Exercise ▸
Tally up the lines carrying the string "general" and respond with only the resulting number.

Entries provided ▸
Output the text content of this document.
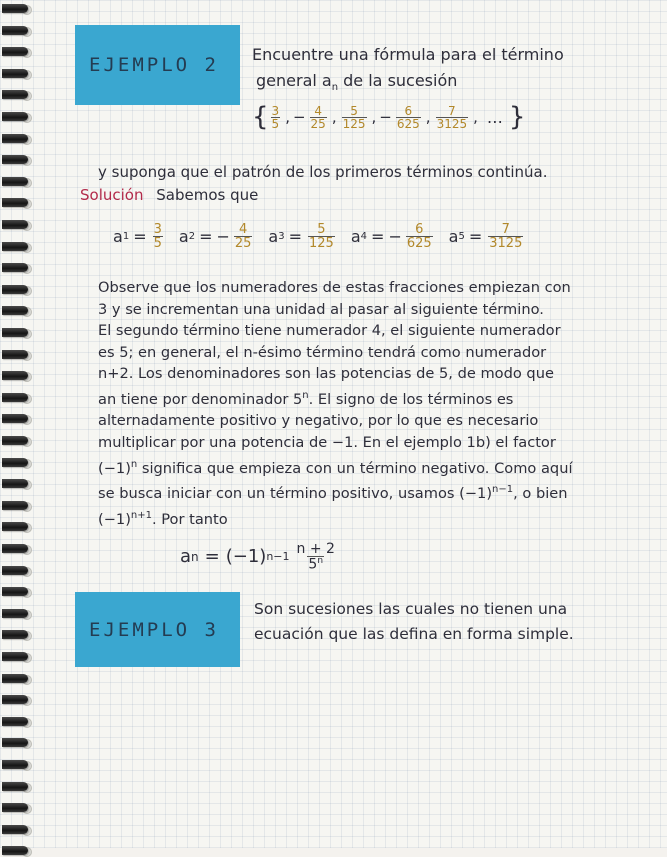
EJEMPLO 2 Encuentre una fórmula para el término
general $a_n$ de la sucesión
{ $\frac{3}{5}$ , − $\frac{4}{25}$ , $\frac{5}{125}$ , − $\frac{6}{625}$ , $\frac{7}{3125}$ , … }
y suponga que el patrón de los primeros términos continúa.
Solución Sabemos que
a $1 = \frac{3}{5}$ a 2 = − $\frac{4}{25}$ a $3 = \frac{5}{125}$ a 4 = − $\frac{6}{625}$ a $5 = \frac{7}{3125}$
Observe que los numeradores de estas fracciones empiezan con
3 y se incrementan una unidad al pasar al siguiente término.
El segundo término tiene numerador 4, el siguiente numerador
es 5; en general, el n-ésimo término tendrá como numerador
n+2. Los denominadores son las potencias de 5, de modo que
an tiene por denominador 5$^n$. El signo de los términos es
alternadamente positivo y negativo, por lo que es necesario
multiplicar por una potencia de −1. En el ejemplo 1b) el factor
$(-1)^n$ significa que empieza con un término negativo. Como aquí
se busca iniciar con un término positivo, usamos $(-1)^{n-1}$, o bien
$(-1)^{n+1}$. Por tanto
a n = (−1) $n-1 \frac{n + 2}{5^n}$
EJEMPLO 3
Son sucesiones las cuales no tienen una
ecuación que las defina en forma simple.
...
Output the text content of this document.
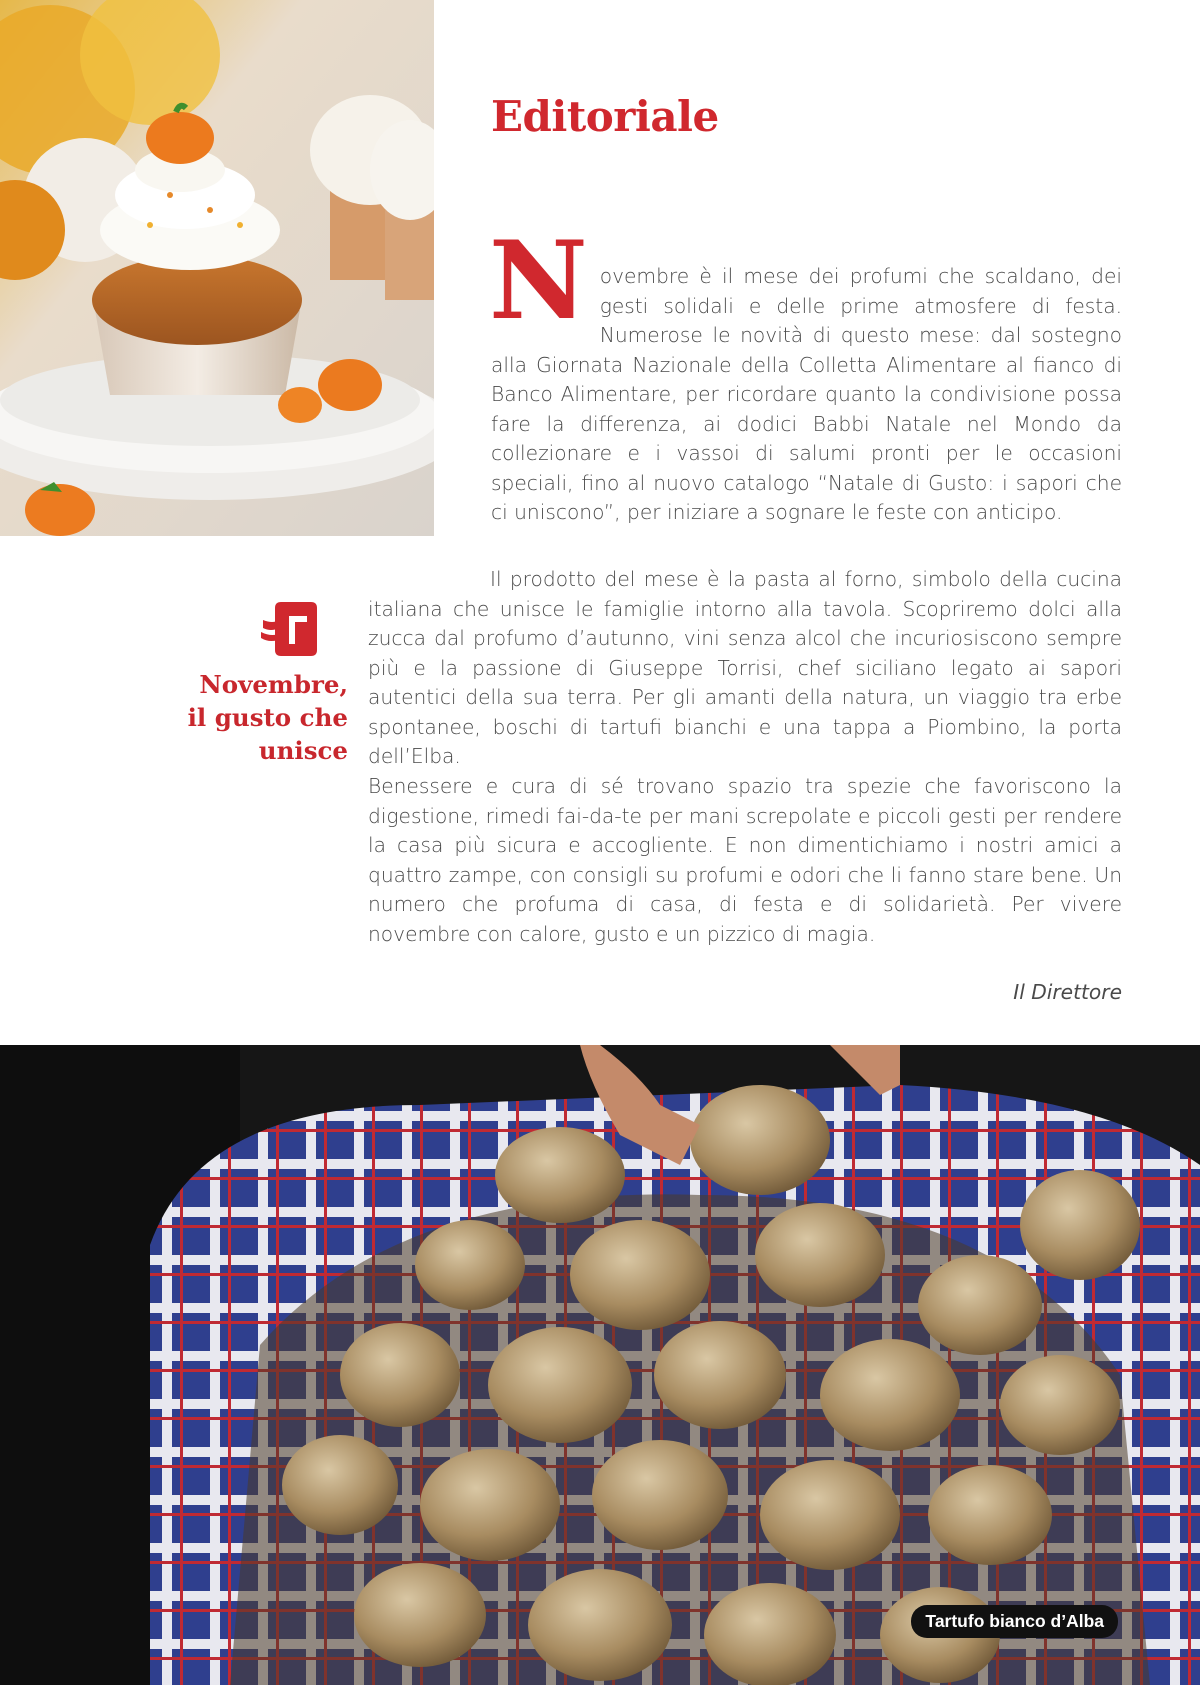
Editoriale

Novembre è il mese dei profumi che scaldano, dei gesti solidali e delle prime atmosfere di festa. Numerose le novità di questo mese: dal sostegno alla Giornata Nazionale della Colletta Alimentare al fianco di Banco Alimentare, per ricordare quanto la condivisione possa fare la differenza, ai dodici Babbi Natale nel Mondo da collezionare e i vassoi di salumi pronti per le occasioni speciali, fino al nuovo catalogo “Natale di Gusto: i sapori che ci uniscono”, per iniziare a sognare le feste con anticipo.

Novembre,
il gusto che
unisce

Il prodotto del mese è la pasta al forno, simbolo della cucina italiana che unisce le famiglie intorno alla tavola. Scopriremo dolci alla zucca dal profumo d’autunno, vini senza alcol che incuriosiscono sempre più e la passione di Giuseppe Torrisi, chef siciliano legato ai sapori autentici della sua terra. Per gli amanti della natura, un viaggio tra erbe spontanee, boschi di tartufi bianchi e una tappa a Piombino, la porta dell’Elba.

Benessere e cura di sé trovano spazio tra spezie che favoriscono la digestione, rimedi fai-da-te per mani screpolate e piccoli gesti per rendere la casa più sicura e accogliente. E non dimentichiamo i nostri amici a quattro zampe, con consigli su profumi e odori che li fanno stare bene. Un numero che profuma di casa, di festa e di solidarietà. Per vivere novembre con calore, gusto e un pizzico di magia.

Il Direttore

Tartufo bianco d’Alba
---
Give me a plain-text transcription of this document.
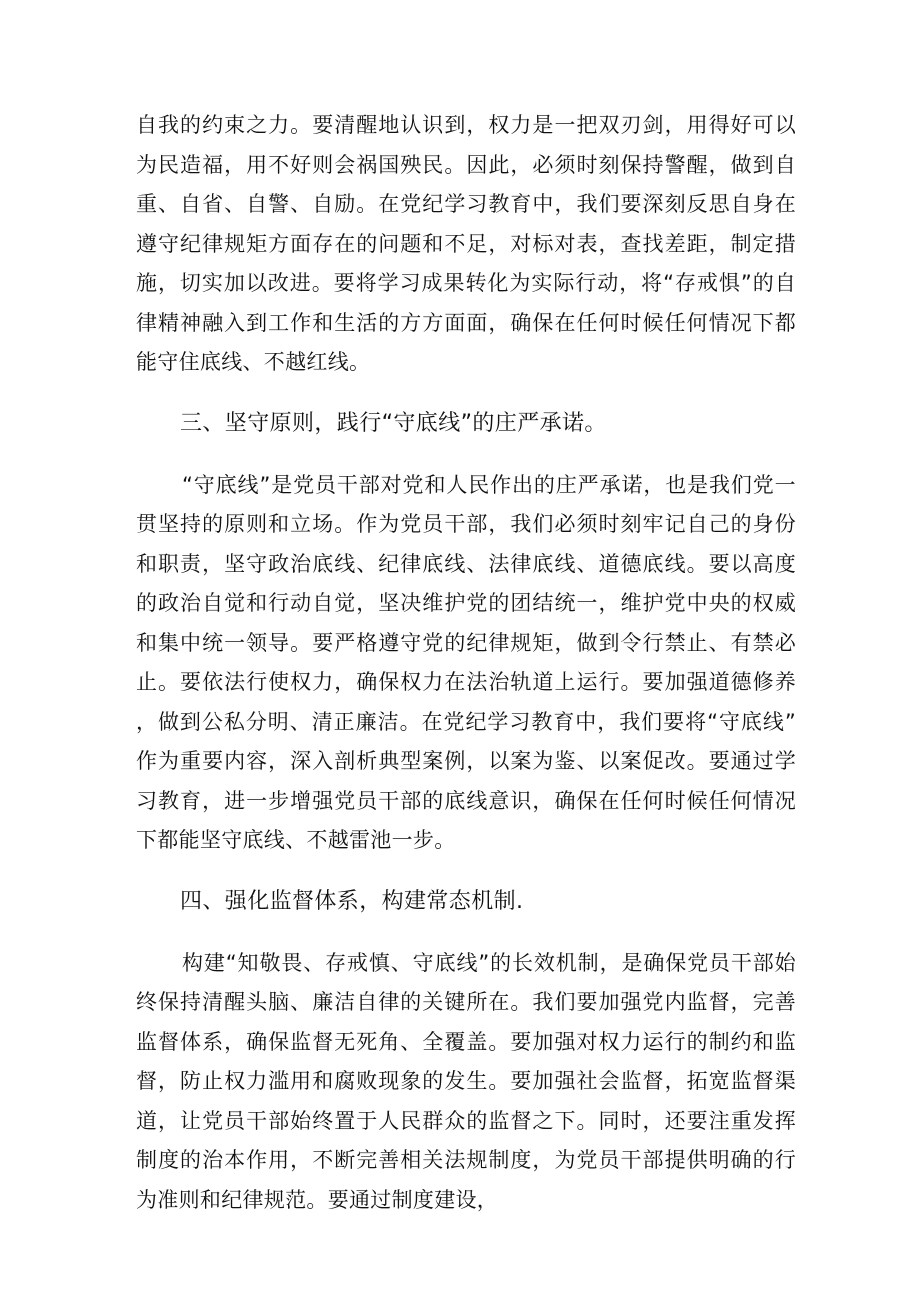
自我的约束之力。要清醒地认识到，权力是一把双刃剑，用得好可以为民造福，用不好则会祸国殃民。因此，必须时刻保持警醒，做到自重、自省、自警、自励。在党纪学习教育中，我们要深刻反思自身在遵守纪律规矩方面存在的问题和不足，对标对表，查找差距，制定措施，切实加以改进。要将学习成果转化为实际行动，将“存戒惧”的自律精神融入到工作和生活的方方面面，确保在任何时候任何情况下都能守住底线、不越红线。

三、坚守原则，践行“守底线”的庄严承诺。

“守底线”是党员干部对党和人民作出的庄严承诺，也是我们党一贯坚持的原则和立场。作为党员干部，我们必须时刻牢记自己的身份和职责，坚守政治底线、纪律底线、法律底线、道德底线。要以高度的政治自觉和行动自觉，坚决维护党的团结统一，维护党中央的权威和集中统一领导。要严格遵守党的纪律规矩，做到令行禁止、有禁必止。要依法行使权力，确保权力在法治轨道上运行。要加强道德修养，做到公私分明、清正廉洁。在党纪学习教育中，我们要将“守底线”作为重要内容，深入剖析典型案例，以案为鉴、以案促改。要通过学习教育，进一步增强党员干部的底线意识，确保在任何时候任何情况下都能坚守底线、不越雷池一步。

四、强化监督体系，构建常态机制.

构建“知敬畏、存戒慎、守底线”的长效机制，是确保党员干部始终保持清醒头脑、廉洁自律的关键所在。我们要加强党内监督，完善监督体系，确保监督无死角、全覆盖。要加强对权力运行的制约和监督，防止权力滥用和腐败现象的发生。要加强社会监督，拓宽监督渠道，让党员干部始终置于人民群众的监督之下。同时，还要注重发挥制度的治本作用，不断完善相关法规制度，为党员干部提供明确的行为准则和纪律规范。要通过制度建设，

Task answer ▸
2